**WHAT TO WORK ON:** Please copy out all of the entries below, substituting "vehicle-window" for every occurrence of "car-window" and leaving everything else unchanged.
* start *
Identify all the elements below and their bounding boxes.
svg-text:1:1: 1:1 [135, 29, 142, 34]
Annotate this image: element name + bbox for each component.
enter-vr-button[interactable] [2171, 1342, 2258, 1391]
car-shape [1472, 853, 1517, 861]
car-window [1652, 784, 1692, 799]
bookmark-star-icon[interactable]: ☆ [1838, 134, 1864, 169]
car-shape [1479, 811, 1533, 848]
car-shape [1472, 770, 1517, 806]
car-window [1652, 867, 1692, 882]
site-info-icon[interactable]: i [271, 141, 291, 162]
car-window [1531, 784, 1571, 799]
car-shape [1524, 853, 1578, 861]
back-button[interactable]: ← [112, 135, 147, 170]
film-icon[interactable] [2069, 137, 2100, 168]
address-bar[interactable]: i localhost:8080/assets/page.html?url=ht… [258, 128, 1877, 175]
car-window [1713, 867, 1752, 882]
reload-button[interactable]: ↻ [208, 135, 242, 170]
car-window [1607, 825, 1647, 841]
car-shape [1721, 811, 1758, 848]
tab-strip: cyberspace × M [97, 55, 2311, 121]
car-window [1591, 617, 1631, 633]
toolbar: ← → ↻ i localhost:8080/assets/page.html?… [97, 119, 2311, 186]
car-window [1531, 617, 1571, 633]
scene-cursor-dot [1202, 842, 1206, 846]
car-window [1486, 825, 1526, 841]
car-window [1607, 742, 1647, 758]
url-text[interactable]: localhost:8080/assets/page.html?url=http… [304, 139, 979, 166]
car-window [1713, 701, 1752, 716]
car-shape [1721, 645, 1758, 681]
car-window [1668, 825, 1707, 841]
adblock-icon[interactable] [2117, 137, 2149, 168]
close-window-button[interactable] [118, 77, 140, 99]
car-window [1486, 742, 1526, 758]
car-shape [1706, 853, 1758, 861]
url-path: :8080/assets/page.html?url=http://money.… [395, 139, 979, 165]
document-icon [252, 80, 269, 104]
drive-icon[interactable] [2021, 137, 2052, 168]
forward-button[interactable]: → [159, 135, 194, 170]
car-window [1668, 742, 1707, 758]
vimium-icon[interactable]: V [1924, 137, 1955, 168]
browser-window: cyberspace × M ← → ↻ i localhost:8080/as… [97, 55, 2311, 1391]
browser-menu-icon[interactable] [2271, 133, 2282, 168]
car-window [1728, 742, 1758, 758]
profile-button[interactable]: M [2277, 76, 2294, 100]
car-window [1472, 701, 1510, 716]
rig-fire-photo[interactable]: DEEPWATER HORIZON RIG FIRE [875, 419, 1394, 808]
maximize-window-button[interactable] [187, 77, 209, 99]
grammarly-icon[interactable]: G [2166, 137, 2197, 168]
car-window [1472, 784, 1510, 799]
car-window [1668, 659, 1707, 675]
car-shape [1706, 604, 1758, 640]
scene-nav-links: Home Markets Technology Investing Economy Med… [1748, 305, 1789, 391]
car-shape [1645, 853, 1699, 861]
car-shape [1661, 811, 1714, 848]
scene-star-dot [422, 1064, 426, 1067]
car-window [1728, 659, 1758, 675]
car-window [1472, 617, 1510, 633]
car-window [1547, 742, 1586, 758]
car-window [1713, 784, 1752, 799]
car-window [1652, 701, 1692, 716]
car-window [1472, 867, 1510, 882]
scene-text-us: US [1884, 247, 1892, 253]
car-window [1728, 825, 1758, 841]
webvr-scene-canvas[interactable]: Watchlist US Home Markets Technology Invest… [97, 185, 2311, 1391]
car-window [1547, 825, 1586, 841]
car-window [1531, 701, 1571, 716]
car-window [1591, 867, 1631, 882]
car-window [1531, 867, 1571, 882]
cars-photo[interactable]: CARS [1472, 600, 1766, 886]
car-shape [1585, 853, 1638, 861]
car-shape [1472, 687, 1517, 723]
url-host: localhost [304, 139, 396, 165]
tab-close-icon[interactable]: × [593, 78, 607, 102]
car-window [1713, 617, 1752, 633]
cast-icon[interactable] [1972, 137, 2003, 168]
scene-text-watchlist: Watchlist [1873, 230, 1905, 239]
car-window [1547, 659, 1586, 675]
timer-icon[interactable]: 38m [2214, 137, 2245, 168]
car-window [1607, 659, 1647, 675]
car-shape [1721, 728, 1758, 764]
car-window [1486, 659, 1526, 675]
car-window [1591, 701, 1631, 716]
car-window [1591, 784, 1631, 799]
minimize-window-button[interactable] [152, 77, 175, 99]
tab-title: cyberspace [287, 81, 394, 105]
* end *
**THE RESULT:**
Identify all the elements below and their bounding boxes.
svg-text:1:1: 1:1 [135, 29, 142, 34]
Annotate this image: element name + bbox for each component.
enter-vr-button[interactable] [2171, 1342, 2258, 1391]
car-shape [1472, 853, 1517, 861]
vehicle-window [1652, 784, 1692, 799]
bookmark-star-icon[interactable]: ☆ [1838, 134, 1864, 169]
car-shape [1479, 811, 1533, 848]
car-shape [1472, 770, 1517, 806]
vehicle-window [1652, 867, 1692, 882]
site-info-icon[interactable]: i [271, 141, 291, 162]
vehicle-window [1531, 784, 1571, 799]
car-shape [1524, 853, 1578, 861]
back-button[interactable]: ← [112, 135, 147, 170]
film-icon[interactable] [2069, 137, 2100, 168]
address-bar[interactable]: i localhost:8080/assets/page.html?url=ht… [258, 128, 1877, 175]
vehicle-window [1713, 867, 1752, 882]
reload-button[interactable]: ↻ [208, 135, 242, 170]
vehicle-window [1607, 825, 1647, 841]
car-shape [1721, 811, 1758, 848]
tab-strip: cyberspace × M [97, 55, 2311, 121]
vehicle-window [1591, 617, 1631, 633]
toolbar: ← → ↻ i localhost:8080/assets/page.html?… [97, 119, 2311, 186]
vehicle-window [1531, 617, 1571, 633]
scene-cursor-dot [1202, 842, 1206, 846]
vehicle-window [1486, 825, 1526, 841]
vehicle-window [1607, 742, 1647, 758]
url-text[interactable]: localhost:8080/assets/page.html?url=http… [304, 139, 979, 166]
vehicle-window [1713, 701, 1752, 716]
car-shape [1721, 645, 1758, 681]
vehicle-window [1668, 825, 1707, 841]
adblock-icon[interactable] [2117, 137, 2149, 168]
close-window-button[interactable] [118, 77, 140, 99]
vehicle-window [1486, 742, 1526, 758]
car-shape [1706, 853, 1758, 861]
url-path: :8080/assets/page.html?url=http://money.… [395, 139, 979, 165]
document-icon [252, 80, 269, 104]
drive-icon[interactable] [2021, 137, 2052, 168]
forward-button[interactable]: → [159, 135, 194, 170]
vehicle-window [1668, 742, 1707, 758]
vimium-icon[interactable]: V [1924, 137, 1955, 168]
browser-window: cyberspace × M ← → ↻ i localhost:8080/as… [97, 55, 2311, 1391]
browser-menu-icon[interactable] [2271, 133, 2282, 168]
vehicle-window [1728, 742, 1758, 758]
profile-button[interactable]: M [2277, 76, 2294, 100]
vehicle-window [1472, 701, 1510, 716]
rig-fire-photo[interactable]: DEEPWATER HORIZON RIG FIRE [875, 419, 1394, 808]
maximize-window-button[interactable] [187, 77, 209, 99]
grammarly-icon[interactable]: G [2166, 137, 2197, 168]
vehicle-window [1472, 784, 1510, 799]
vehicle-window [1668, 659, 1707, 675]
car-shape [1706, 604, 1758, 640]
scene-nav-links: Home Markets Technology Investing Economy Med… [1748, 305, 1789, 391]
car-shape [1645, 853, 1699, 861]
car-shape [1661, 811, 1714, 848]
scene-star-dot [422, 1064, 426, 1067]
vehicle-window [1728, 659, 1758, 675]
vehicle-window [1472, 617, 1510, 633]
vehicle-window [1547, 742, 1586, 758]
vehicle-window [1713, 784, 1752, 799]
vehicle-window [1652, 701, 1692, 716]
vehicle-window [1472, 867, 1510, 882]
scene-text-us: US [1884, 247, 1892, 253]
vehicle-window [1728, 825, 1758, 841]
webvr-scene-canvas[interactable]: Watchlist US Home Markets Technology Invest… [97, 185, 2311, 1391]
vehicle-window [1547, 825, 1586, 841]
vehicle-window [1531, 701, 1571, 716]
vehicle-window [1591, 867, 1631, 882]
vehicle-window [1531, 867, 1571, 882]
cars-photo[interactable]: CARS [1472, 600, 1766, 886]
car-shape [1585, 853, 1638, 861]
car-shape [1472, 687, 1517, 723]
url-host: localhost [304, 139, 396, 165]
tab-close-icon[interactable]: × [593, 78, 607, 102]
vehicle-window [1713, 617, 1752, 633]
cast-icon[interactable] [1972, 137, 2003, 168]
scene-text-watchlist: Watchlist [1873, 230, 1905, 239]
vehicle-window [1547, 659, 1586, 675]
timer-icon[interactable]: 38m [2214, 137, 2245, 168]
vehicle-window [1607, 659, 1647, 675]
car-shape [1721, 728, 1758, 764]
vehicle-window [1486, 659, 1526, 675]
vehicle-window [1591, 701, 1631, 716]
vehicle-window [1591, 784, 1631, 799]
minimize-window-button[interactable] [152, 77, 175, 99]
tab-title: cyberspace [287, 81, 394, 105]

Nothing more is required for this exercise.